### DATA EXCERPTS
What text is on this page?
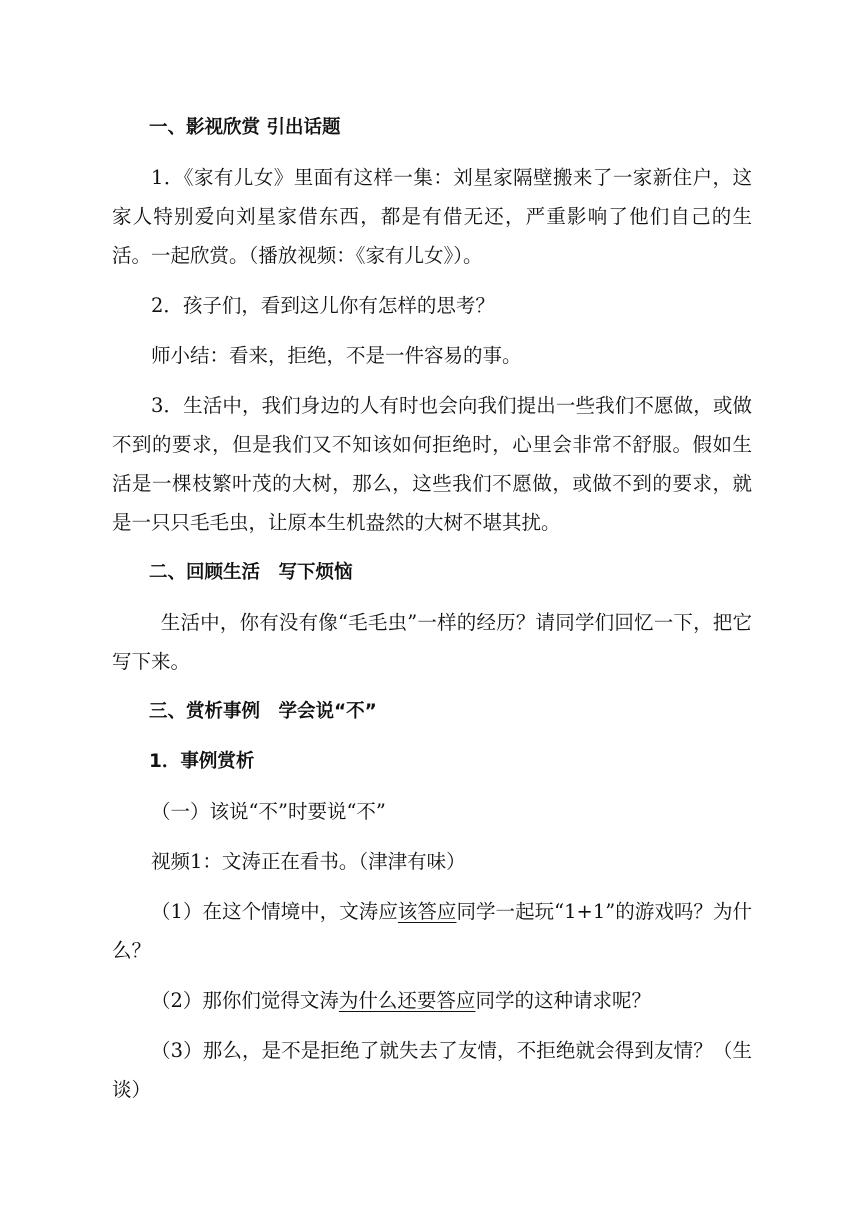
一、影视欣赏 引出话题

1．《家有儿女》里面有这样一集：刘星家隔壁搬来了一家新住户，这家人特别爱向刘星家借东西，都是有借无还，严重影响了他们自己的生活。一起欣赏。（播放视频：《家有儿女》）。

2．孩子们，看到这儿你有怎样的思考？

师小结：看来，拒绝，不是一件容易的事。

3．生活中，我们身边的人有时也会向我们提出一些我们不愿做，或做不到的要求，但是我们又不知该如何拒绝时，心里会非常不舒服。假如生活是一棵枝繁叶茂的大树，那么，这些我们不愿做，或做不到的要求，就是一只只毛毛虫，让原本生机盎然的大树不堪其扰。

二、回顾生活　写下烦恼

生活中，你有没有像“毛毛虫”一样的经历？请同学们回忆一下，把它写下来。

三、赏析事例　学会说“不”

1．事例赏析

（一）该说“不”时要说“不”

视频1：文涛正在看书。（津津有味）

（1）在这个情境中，文涛应该答应同学一起玩“1+1”的游戏吗？为什么？

（2）那你们觉得文涛为什么还要答应同学的这种请求呢？

（3）那么，是不是拒绝了就失去了友情，不拒绝就会得到友情？（生谈）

### TASK
Restate the data above word for word. Skip every picture.

### CORRECT ANSWER
What text is on this page?
一、影视欣赏 引出话题

1．《家有儿女》里面有这样一集：刘星家隔壁搬来了一家新住户，这家人特别爱向刘星家借东西，都是有借无还，严重影响了他们自己的生活。一起欣赏。（播放视频：《家有儿女》）。

2．孩子们，看到这儿你有怎样的思考？

师小结：看来，拒绝，不是一件容易的事。

3．生活中，我们身边的人有时也会向我们提出一些我们不愿做，或做不到的要求，但是我们又不知该如何拒绝时，心里会非常不舒服。假如生活是一棵枝繁叶茂的大树，那么，这些我们不愿做，或做不到的要求，就是一只只毛毛虫，让原本生机盎然的大树不堪其扰。

二、回顾生活　写下烦恼

生活中，你有没有像“毛毛虫”一样的经历？请同学们回忆一下，把它写下来。

三、赏析事例　学会说“不”

1．事例赏析

（一）该说“不”时要说“不”

视频1：文涛正在看书。（津津有味）

（1）在这个情境中，文涛应该答应同学一起玩“1+1”的游戏吗？为什么？

（2）那你们觉得文涛为什么还要答应同学的这种请求呢？

（3）那么，是不是拒绝了就失去了友情，不拒绝就会得到友情？（生谈）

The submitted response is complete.